* [THE REQUEST]: Please write out the material below exactly as given.

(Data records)

====

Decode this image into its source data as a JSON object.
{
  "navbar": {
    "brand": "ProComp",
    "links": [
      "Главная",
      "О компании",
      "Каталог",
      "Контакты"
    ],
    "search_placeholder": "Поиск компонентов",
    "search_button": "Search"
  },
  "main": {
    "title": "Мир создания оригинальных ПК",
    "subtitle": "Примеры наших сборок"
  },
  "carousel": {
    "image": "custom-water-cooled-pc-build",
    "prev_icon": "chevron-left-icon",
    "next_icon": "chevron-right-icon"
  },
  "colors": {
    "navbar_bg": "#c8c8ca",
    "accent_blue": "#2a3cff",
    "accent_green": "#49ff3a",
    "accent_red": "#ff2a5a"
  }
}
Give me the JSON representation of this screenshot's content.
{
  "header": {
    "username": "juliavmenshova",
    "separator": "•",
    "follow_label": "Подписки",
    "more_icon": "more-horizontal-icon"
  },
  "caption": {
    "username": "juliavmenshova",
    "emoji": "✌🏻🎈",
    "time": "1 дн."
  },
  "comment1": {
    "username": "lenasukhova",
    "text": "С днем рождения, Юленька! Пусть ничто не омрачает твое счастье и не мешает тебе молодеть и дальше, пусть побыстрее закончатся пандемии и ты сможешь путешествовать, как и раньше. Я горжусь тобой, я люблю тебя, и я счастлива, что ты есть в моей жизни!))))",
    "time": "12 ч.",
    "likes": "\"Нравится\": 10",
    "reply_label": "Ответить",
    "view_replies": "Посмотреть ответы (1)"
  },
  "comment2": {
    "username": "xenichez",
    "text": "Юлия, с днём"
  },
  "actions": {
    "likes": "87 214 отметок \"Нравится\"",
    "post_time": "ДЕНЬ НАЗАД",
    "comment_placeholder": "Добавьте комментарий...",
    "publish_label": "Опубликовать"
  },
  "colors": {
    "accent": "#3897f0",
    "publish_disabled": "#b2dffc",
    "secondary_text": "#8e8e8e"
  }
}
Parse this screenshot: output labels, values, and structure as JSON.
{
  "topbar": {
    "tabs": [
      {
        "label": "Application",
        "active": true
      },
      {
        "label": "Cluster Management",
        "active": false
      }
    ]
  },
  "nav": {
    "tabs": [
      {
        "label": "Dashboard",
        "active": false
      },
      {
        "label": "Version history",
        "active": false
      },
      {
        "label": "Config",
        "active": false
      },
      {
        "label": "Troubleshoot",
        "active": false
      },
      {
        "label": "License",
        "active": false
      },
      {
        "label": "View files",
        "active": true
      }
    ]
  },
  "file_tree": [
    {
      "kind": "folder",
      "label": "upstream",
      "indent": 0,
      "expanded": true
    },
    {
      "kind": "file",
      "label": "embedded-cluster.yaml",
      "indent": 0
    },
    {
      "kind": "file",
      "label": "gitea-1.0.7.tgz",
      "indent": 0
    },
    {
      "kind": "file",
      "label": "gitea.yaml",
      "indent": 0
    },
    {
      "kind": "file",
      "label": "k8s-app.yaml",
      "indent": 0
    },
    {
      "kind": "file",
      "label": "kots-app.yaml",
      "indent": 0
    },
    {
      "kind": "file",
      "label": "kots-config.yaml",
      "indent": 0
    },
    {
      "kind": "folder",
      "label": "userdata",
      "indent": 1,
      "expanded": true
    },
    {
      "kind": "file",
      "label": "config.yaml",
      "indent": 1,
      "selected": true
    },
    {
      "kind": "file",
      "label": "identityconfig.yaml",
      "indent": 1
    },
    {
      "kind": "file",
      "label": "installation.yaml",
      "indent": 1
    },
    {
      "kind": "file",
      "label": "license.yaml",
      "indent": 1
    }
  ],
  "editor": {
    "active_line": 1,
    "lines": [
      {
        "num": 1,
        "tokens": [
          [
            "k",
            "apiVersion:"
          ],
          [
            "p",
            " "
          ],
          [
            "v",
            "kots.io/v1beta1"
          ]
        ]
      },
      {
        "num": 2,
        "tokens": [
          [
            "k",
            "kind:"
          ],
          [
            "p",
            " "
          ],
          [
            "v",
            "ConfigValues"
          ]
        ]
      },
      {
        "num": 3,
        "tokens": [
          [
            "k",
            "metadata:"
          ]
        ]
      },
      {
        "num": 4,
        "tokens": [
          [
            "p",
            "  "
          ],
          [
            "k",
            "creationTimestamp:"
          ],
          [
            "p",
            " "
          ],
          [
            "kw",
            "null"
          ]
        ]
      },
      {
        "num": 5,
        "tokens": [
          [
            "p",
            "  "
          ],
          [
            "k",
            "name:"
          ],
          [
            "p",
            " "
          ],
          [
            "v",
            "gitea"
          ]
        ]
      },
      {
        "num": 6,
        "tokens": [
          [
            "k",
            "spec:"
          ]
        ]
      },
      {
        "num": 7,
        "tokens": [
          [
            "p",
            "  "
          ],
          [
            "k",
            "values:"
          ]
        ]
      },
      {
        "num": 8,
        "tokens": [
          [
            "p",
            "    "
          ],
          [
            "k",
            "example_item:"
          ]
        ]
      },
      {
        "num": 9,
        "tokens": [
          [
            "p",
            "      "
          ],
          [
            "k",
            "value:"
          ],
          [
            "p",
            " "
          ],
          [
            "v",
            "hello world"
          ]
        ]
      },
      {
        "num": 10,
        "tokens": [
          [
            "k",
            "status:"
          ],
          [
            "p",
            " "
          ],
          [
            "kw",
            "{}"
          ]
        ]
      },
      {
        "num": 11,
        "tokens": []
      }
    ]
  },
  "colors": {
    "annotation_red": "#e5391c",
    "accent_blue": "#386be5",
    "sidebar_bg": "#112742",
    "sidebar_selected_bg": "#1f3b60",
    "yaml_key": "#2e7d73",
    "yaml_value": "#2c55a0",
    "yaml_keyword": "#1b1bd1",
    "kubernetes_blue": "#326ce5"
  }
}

====

* [WORKED SOLUTION]:
Decode this image into its source data as a JSON object.
{
  "navbar": {
    "brand": "ProComp",
    "links": [
      "Главная",
      "О компании",
      "Каталог",
      "Контакты"
    ],
    "search_placeholder": "Поиск компонентов",
    "search_button": "Search"
  },
  "main": {
    "title": "Мир создания оригинальных ПК",
    "subtitle": "Примеры наших сборок"
  },
  "carousel": {
    "image": "custom-water-cooled-pc-build",
    "prev_icon": "chevron-left-icon",
    "next_icon": "chevron-right-icon"
  },
  "colors": {
    "navbar_bg": "#c8c8ca",
    "accent_blue": "#2a3cff",
    "accent_green": "#49ff3a",
    "accent_red": "#ff2a5a"
  }
}
Give me the JSON representation of this screenshot's content.
{
  "header": {
    "username": "juliavmenshova",
    "separator": "•",
    "follow_label": "Подписки",
    "more_icon": "more-horizontal-icon"
  },
  "caption": {
    "username": "juliavmenshova",
    "emoji": "✌🏻🎈",
    "time": "1 дн."
  },
  "comment1": {
    "username": "lenasukhova",
    "text": "С днем рождения, Юленька! Пусть ничто не омрачает твое счастье и не мешает тебе молодеть и дальше, пусть побыстрее закончатся пандемии и ты сможешь путешествовать, как и раньше. Я горжусь тобой, я люблю тебя, и я счастлива, что ты есть в моей жизни!))))",
    "time": "12 ч.",
    "likes": "\"Нравится\": 10",
    "reply_label": "Ответить",
    "view_replies": "Посмотреть ответы (1)"
  },
  "comment2": {
    "username": "xenichez",
    "text": "Юлия, с днём"
  },
  "actions": {
    "likes": "87 214 отметок \"Нравится\"",
    "post_time": "ДЕНЬ НАЗАД",
    "comment_placeholder": "Добавьте комментарий...",
    "publish_label": "Опубликовать"
  },
  "colors": {
    "accent": "#3897f0",
    "publish_disabled": "#b2dffc",
    "secondary_text": "#8e8e8e"
  }
}
Parse this screenshot: output labels, values, and structure as JSON.
{
  "topbar": {
    "tabs": [
      {
        "label": "Application",
        "active": true
      },
      {
        "label": "Cluster Management",
        "active": false
      }
    ]
  },
  "nav": {
    "tabs": [
      {
        "label": "Dashboard",
        "active": false
      },
      {
        "label": "Version history",
        "active": false
      },
      {
        "label": "Config",
        "active": false
      },
      {
        "label": "Troubleshoot",
        "active": false
      },
      {
        "label": "License",
        "active": false
      },
      {
        "label": "View files",
        "active": true
      }
    ]
  },
  "file_tree": [
    {
      "kind": "folder",
      "label": "upstream",
      "indent": 0,
      "expanded": true
    },
    {
      "kind": "file",
      "label": "embedded-cluster.yaml",
      "indent": 0
    },
    {
      "kind": "file",
      "label": "gitea-1.0.7.tgz",
      "indent": 0
    },
    {
      "kind": "file",
      "label": "gitea.yaml",
      "indent": 0
    },
    {
      "kind": "file",
      "label": "k8s-app.yaml",
      "indent": 0
    },
    {
      "kind": "file",
      "label": "kots-app.yaml",
      "indent": 0
    },
    {
      "kind": "file",
      "label": "kots-config.yaml",
      "indent": 0
    },
    {
      "kind": "folder",
      "label": "userdata",
      "indent": 1,
      "expanded": true
    },
    {
      "kind": "file",
      "label": "config.yaml",
      "indent": 1,
      "selected": true
    },
    {
      "kind": "file",
      "label": "identityconfig.yaml",
      "indent": 1
    },
    {
      "kind": "file",
      "label": "installation.yaml",
      "indent": 1
    },
    {
      "kind": "file",
      "label": "license.yaml",
      "indent": 1
    }
  ],
  "editor": {
    "active_line": 1,
    "lines": [
      {
        "num": 1,
        "tokens": [
          [
            "k",
            "apiVersion:"
          ],
          [
            "p",
            " "
          ],
          [
            "v",
            "kots.io/v1beta1"
          ]
        ]
      },
      {
        "num": 2,
        "tokens": [
          [
            "k",
            "kind:"
          ],
          [
            "p",
            " "
          ],
          [
            "v",
            "ConfigValues"
          ]
        ]
      },
      {
        "num": 3,
        "tokens": [
          [
            "k",
            "metadata:"
          ]
        ]
      },
      {
        "num": 4,
        "tokens": [
          [
            "p",
            "  "
          ],
          [
            "k",
            "creationTimestamp:"
          ],
          [
            "p",
            " "
          ],
          [
            "kw",
            "null"
          ]
        ]
      },
      {
        "num": 5,
        "tokens": [
          [
            "p",
            "  "
          ],
          [
            "k",
            "name:"
          ],
          [
            "p",
            " "
          ],
          [
            "v",
            "gitea"
          ]
        ]
      },
      {
        "num": 6,
        "tokens": [
          [
            "k",
            "spec:"
          ]
        ]
      },
      {
        "num": 7,
        "tokens": [
          [
            "p",
            "  "
          ],
          [
            "k",
            "values:"
          ]
        ]
      },
      {
        "num": 8,
        "tokens": [
          [
            "p",
            "    "
          ],
          [
            "k",
            "example_item:"
          ]
        ]
      },
      {
        "num": 9,
        "tokens": [
          [
            "p",
            "      "
          ],
          [
            "k",
            "value:"
          ],
          [
            "p",
            " "
          ],
          [
            "v",
            "hello world"
          ]
        ]
      },
      {
        "num": 10,
        "tokens": [
          [
            "k",
            "status:"
          ],
          [
            "p",
            " "
          ],
          [
            "kw",
            "{}"
          ]
        ]
      },
      {
        "num": 11,
        "tokens": []
      }
    ]
  },
  "colors": {
    "annotation_red": "#e5391c",
    "accent_blue": "#386be5",
    "sidebar_bg": "#112742",
    "sidebar_selected_bg": "#1f3b60",
    "yaml_key": "#2e7d73",
    "yaml_value": "#2c55a0",
    "yaml_keyword": "#1b1bd1",
    "kubernetes_blue": "#326ce5"
  }
}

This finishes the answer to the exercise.